DIRECTIONS FOR THIS TASK:
Write out every entry exactly as given, but omit the pictures.

— Begin DATA SUPPLIED —

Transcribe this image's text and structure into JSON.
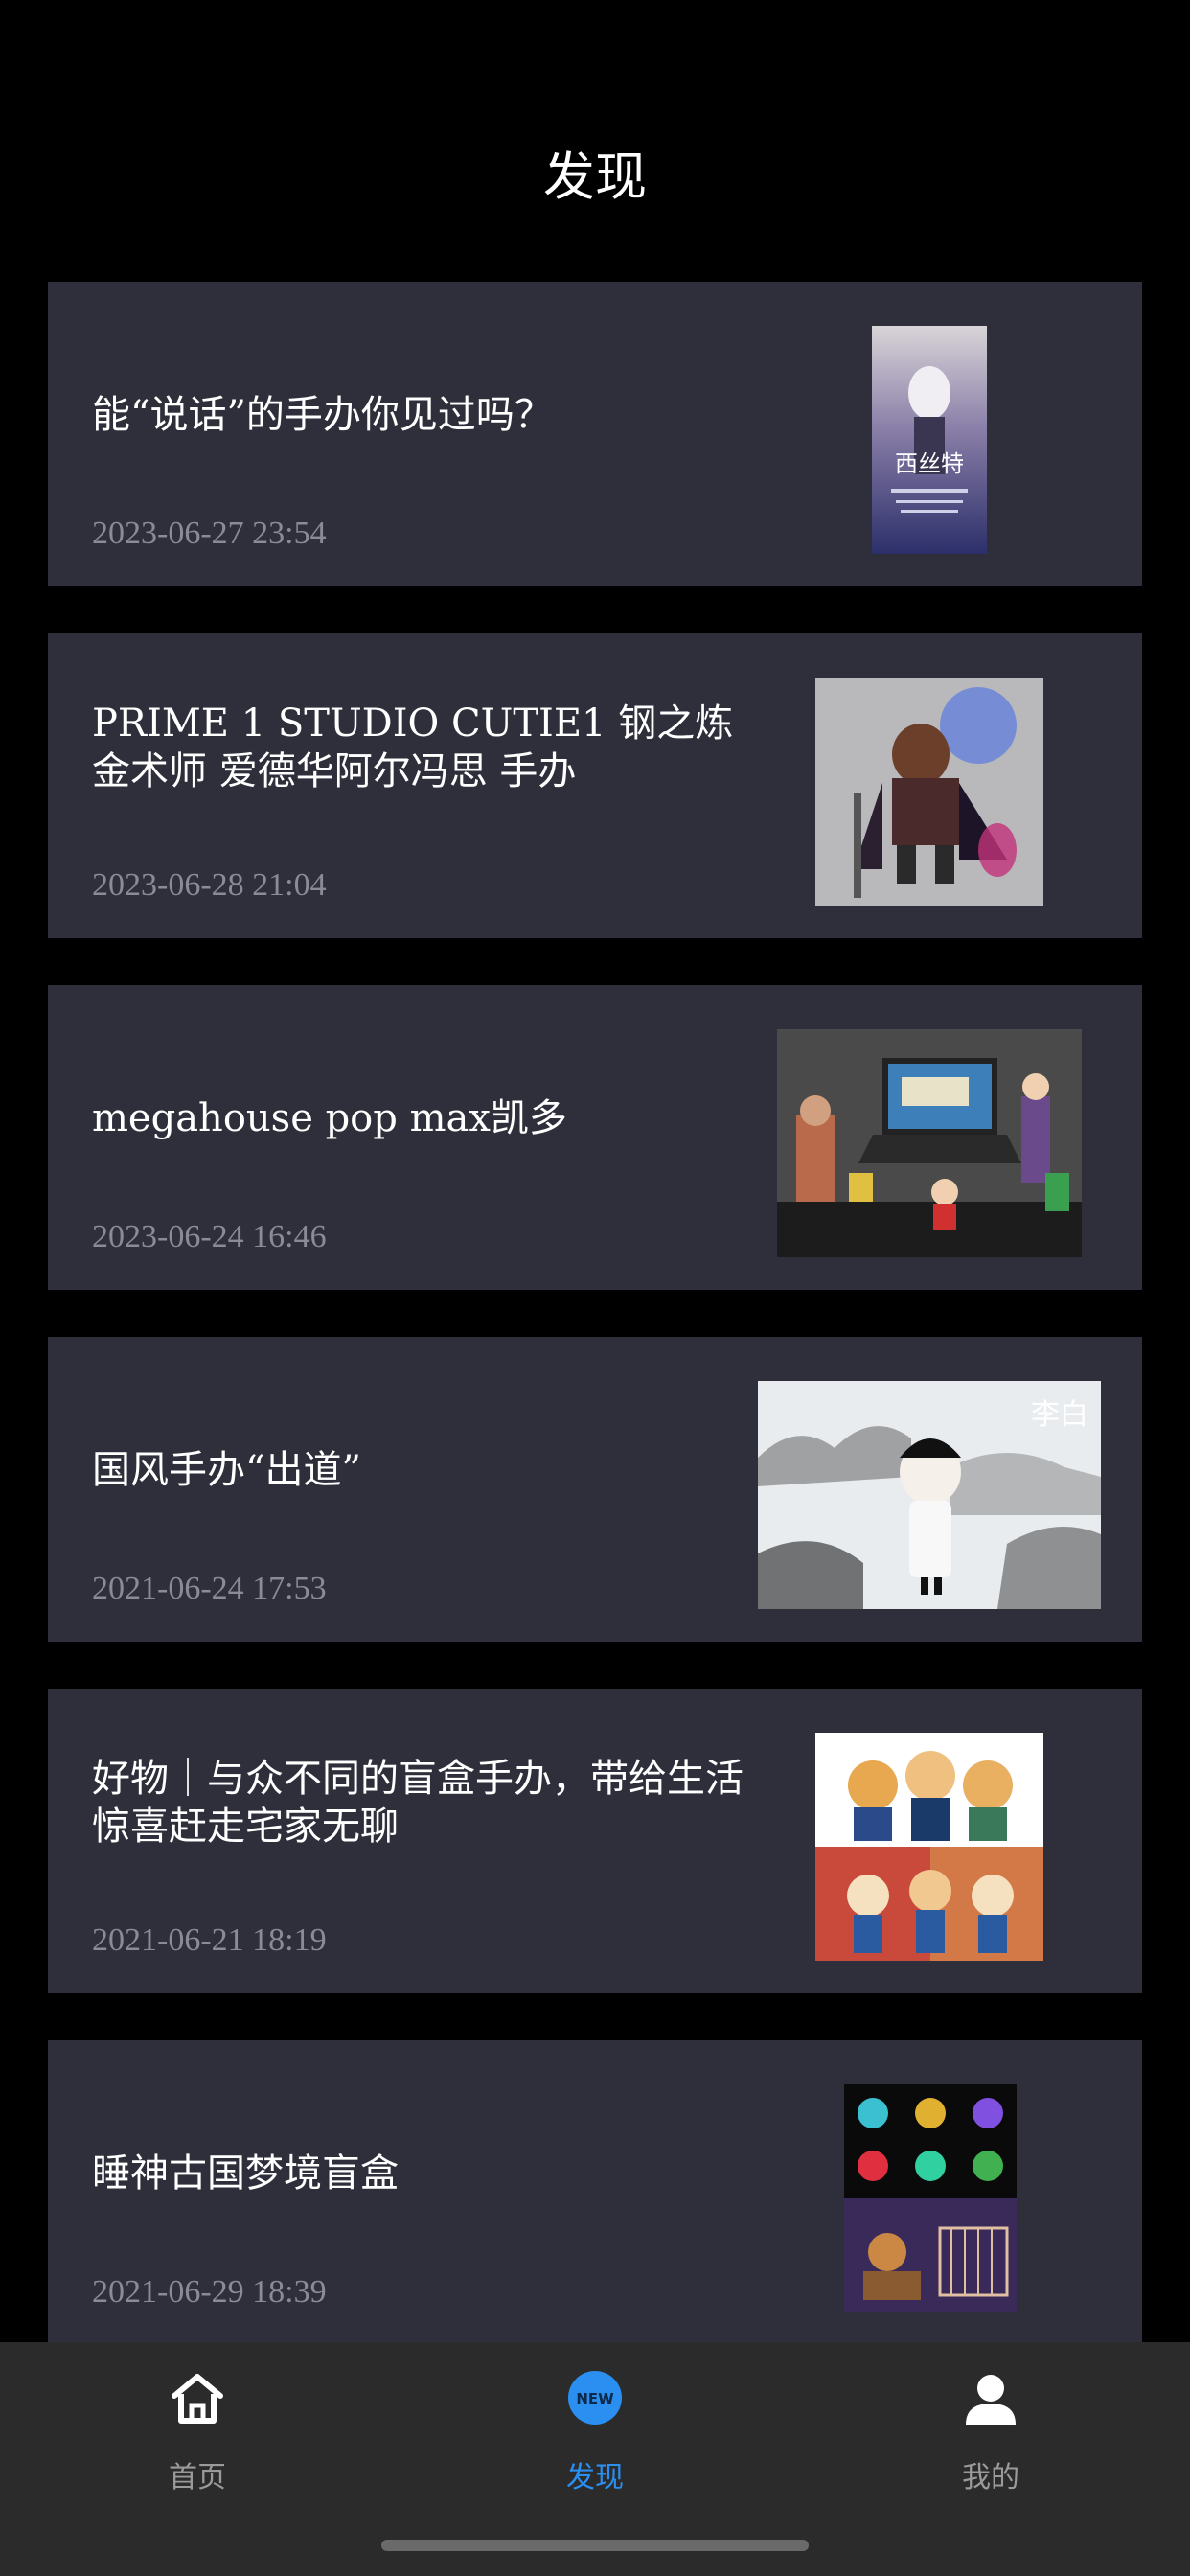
{
  "header": {
    "title": "发现"
  },
  "articles": [
    {
      "title": "能“说话”的手办你见过吗？",
      "date": "2023-06-27 23:54",
      "thumb_icon": "figure-poster-image"
    },
    {
      "title": "PRIME 1 STUDIO CUTIE1 钢之炼金术师 爱德华阿尔冯思 手办",
      "date": "2023-06-28 21:04",
      "thumb_icon": "figure-statue-image"
    },
    {
      "title": "megahouse pop max凯多",
      "date": "2023-06-24 16:46",
      "thumb_icon": "desk-figures-image"
    },
    {
      "title": "国风手办“出道”",
      "date": "2021-06-24 17:53",
      "thumb_icon": "ink-painting-figure-image"
    },
    {
      "title": "好物｜与众不同的盲盒手办，带给生活惊喜赶走宅家无聊",
      "date": "2021-06-21 18:19",
      "thumb_icon": "cat-figures-image"
    },
    {
      "title": "睡神古国梦境盲盒",
      "date": "2021-06-29 18:39",
      "thumb_icon": "crystal-lamps-image"
    }
  ],
  "thumb_poster_caption": "西丝特",
  "thumb_ink_caption": "李白",
  "tabbar": {
    "home_label": "首页",
    "discover_label": "发现",
    "discover_badge": "NEW",
    "mine_label": "我的",
    "active_color": "#2a8ff0"
  }
}
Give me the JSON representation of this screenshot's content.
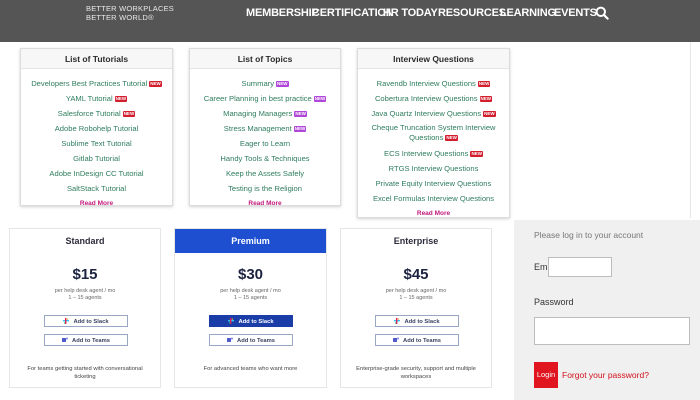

— End DATA SUPPLIED —

OUTPUT BELOW:
Transcribe this image's text and structure into JSON.
{
  "header": {
    "title": "发现"
  },
  "articles": [
    {
      "title": "能“说话”的手办你见过吗？",
      "date": "2023-06-27 23:54",
      "thumb_icon": "figure-poster-image"
    },
    {
      "title": "PRIME 1 STUDIO CUTIE1 钢之炼金术师 爱德华阿尔冯思 手办",
      "date": "2023-06-28 21:04",
      "thumb_icon": "figure-statue-image"
    },
    {
      "title": "megahouse pop max凯多",
      "date": "2023-06-24 16:46",
      "thumb_icon": "desk-figures-image"
    },
    {
      "title": "国风手办“出道”",
      "date": "2021-06-24 17:53",
      "thumb_icon": "ink-painting-figure-image"
    },
    {
      "title": "好物｜与众不同的盲盒手办，带给生活惊喜赶走宅家无聊",
      "date": "2021-06-21 18:19",
      "thumb_icon": "cat-figures-image"
    },
    {
      "title": "睡神古国梦境盲盒",
      "date": "2021-06-29 18:39",
      "thumb_icon": "crystal-lamps-image"
    }
  ],
  "thumb_poster_caption": "西丝特",
  "thumb_ink_caption": "李白",
  "tabbar": {
    "home_label": "首页",
    "discover_label": "发现",
    "discover_badge": "NEW",
    "mine_label": "我的",
    "active_color": "#2a8ff0"
  }
}
Give me the JSON representation of this screenshot's content.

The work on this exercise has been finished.